__Supplied records__
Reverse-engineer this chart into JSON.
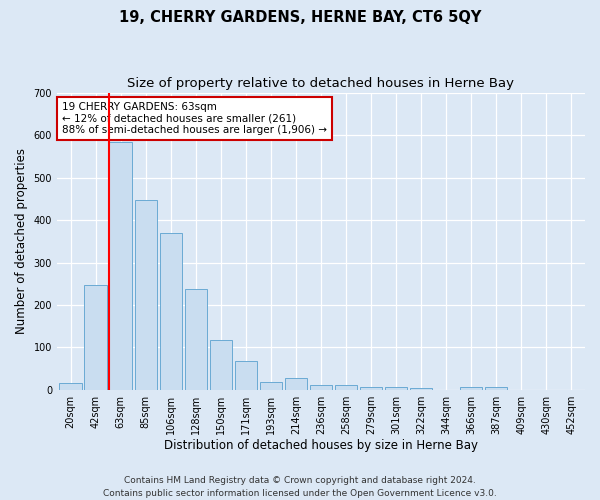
{
  "title": "19, CHERRY GARDENS, HERNE BAY, CT6 5QY",
  "subtitle": "Size of property relative to detached houses in Herne Bay",
  "xlabel": "Distribution of detached houses by size in Herne Bay",
  "ylabel": "Number of detached properties",
  "categories": [
    "20sqm",
    "42sqm",
    "63sqm",
    "85sqm",
    "106sqm",
    "128sqm",
    "150sqm",
    "171sqm",
    "193sqm",
    "214sqm",
    "236sqm",
    "258sqm",
    "279sqm",
    "301sqm",
    "322sqm",
    "344sqm",
    "366sqm",
    "387sqm",
    "409sqm",
    "430sqm",
    "452sqm"
  ],
  "values": [
    15,
    248,
    585,
    448,
    370,
    237,
    118,
    68,
    18,
    28,
    10,
    10,
    6,
    6,
    5,
    0,
    6,
    6,
    0,
    0,
    0
  ],
  "bar_color": "#c9ddf0",
  "bar_edge_color": "#6aaad4",
  "red_line_index": 2,
  "marker_label": "19 CHERRY GARDENS: 63sqm",
  "marker_line1": "← 12% of detached houses are smaller (261)",
  "marker_line2": "88% of semi-detached houses are larger (1,906) →",
  "ylim": [
    0,
    700
  ],
  "yticks": [
    0,
    100,
    200,
    300,
    400,
    500,
    600,
    700
  ],
  "footer_line1": "Contains HM Land Registry data © Crown copyright and database right 2024.",
  "footer_line2": "Contains public sector information licensed under the Open Government Licence v3.0.",
  "bg_color": "#dce8f5",
  "plot_bg_color": "#dce8f5",
  "annotation_box_color": "#ffffff",
  "annotation_box_edge": "#cc0000",
  "title_fontsize": 10.5,
  "subtitle_fontsize": 9.5,
  "axis_label_fontsize": 8.5,
  "tick_fontsize": 7,
  "footer_fontsize": 6.5,
  "annotation_fontsize": 7.5
}
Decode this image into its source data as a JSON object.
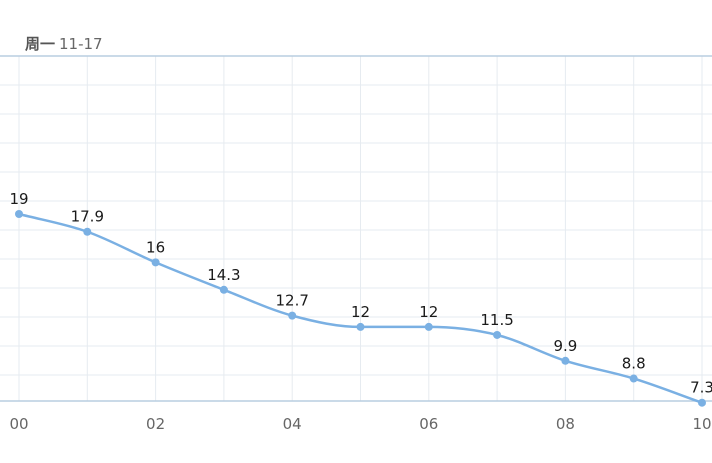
{
  "header": {
    "day_name": "周一",
    "date": "11-17"
  },
  "colors": {
    "line": "#7ab0e3",
    "grid": "#e6ebf0",
    "axis": "#b9cde0",
    "label": "#1a1a1a",
    "tick": "#666666"
  },
  "chart_data": {
    "type": "line",
    "x": [
      0,
      1,
      2,
      3,
      4,
      5,
      6,
      7,
      8,
      9,
      10
    ],
    "x_tick_labels": [
      "00",
      "02",
      "04",
      "06",
      "08",
      "10"
    ],
    "x_tick_values": [
      0,
      2,
      4,
      6,
      8,
      10
    ],
    "series": [
      {
        "values": [
          19,
          17.9,
          16,
          14.3,
          12.7,
          12,
          12,
          11.5,
          9.9,
          8.8,
          7.3
        ],
        "labels": [
          "19",
          "17.9",
          "16",
          "14.3",
          "12.7",
          "12",
          "12",
          "11.5",
          "9.9",
          "8.8",
          "7.3"
        ]
      }
    ],
    "smooth": true,
    "grid": true
  }
}
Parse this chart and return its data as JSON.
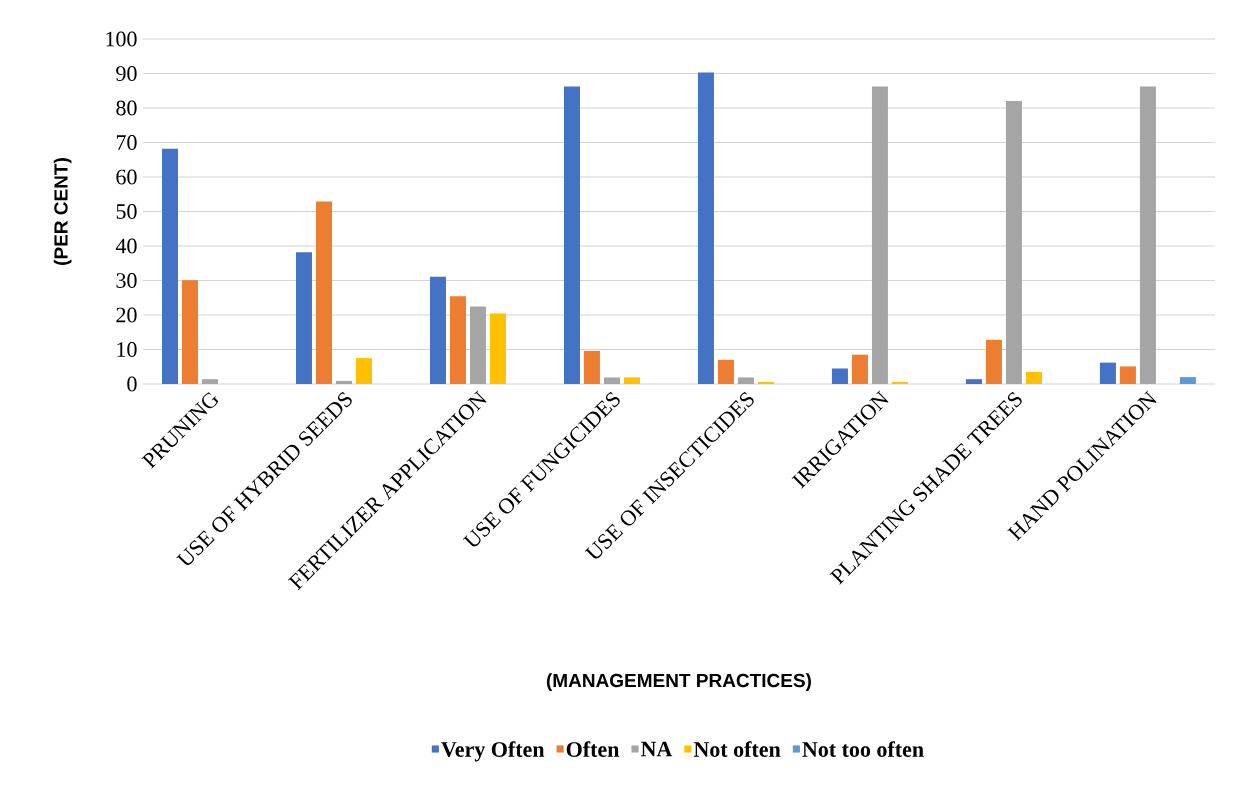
{
  "chart_data": {
    "type": "bar",
    "xlabel": "(MANAGEMENT PRACTICES)",
    "ylabel": "(PER CENT)",
    "categories": [
      "PRUNING",
      "USE OF HYBRID SEEDS",
      "FERTILIZER APPLICATION",
      "USE OF FUNGICIDES",
      "USE OF INSECTICIDES",
      "IRRIGATION",
      "PLANTING SHADE TREES",
      "HAND POLINATION"
    ],
    "series": [
      {
        "name": "Very Often",
        "color": "#4472c4",
        "values": [
          68.2,
          38.2,
          31.1,
          86.2,
          90.3,
          4.5,
          1.4,
          6.2
        ]
      },
      {
        "name": "Often",
        "color": "#ed7d31",
        "values": [
          30.1,
          52.9,
          25.4,
          9.6,
          7.0,
          8.5,
          12.8,
          5.1
        ]
      },
      {
        "name": "NA",
        "color": "#a5a5a5",
        "values": [
          1.4,
          0.9,
          22.5,
          1.9,
          1.9,
          86.2,
          82.0,
          86.2
        ]
      },
      {
        "name": "Not often",
        "color": "#ffc000",
        "values": [
          null,
          7.5,
          20.4,
          1.9,
          0.6,
          0.6,
          3.5,
          null
        ]
      },
      {
        "name": "Not too often",
        "color": "#5b9bd5",
        "values": [
          null,
          null,
          null,
          null,
          null,
          null,
          null,
          2.0
        ]
      }
    ],
    "ylim": [
      0,
      100
    ],
    "yticks": [
      0,
      10,
      20,
      30,
      40,
      50,
      60,
      70,
      80,
      90,
      100
    ],
    "grid": "y",
    "legend": "bottom"
  }
}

__Goal__
Report how many lines in the entries hold the string "GARDENS". Nothing but the number is wanted.

__Solution to this exercise__
2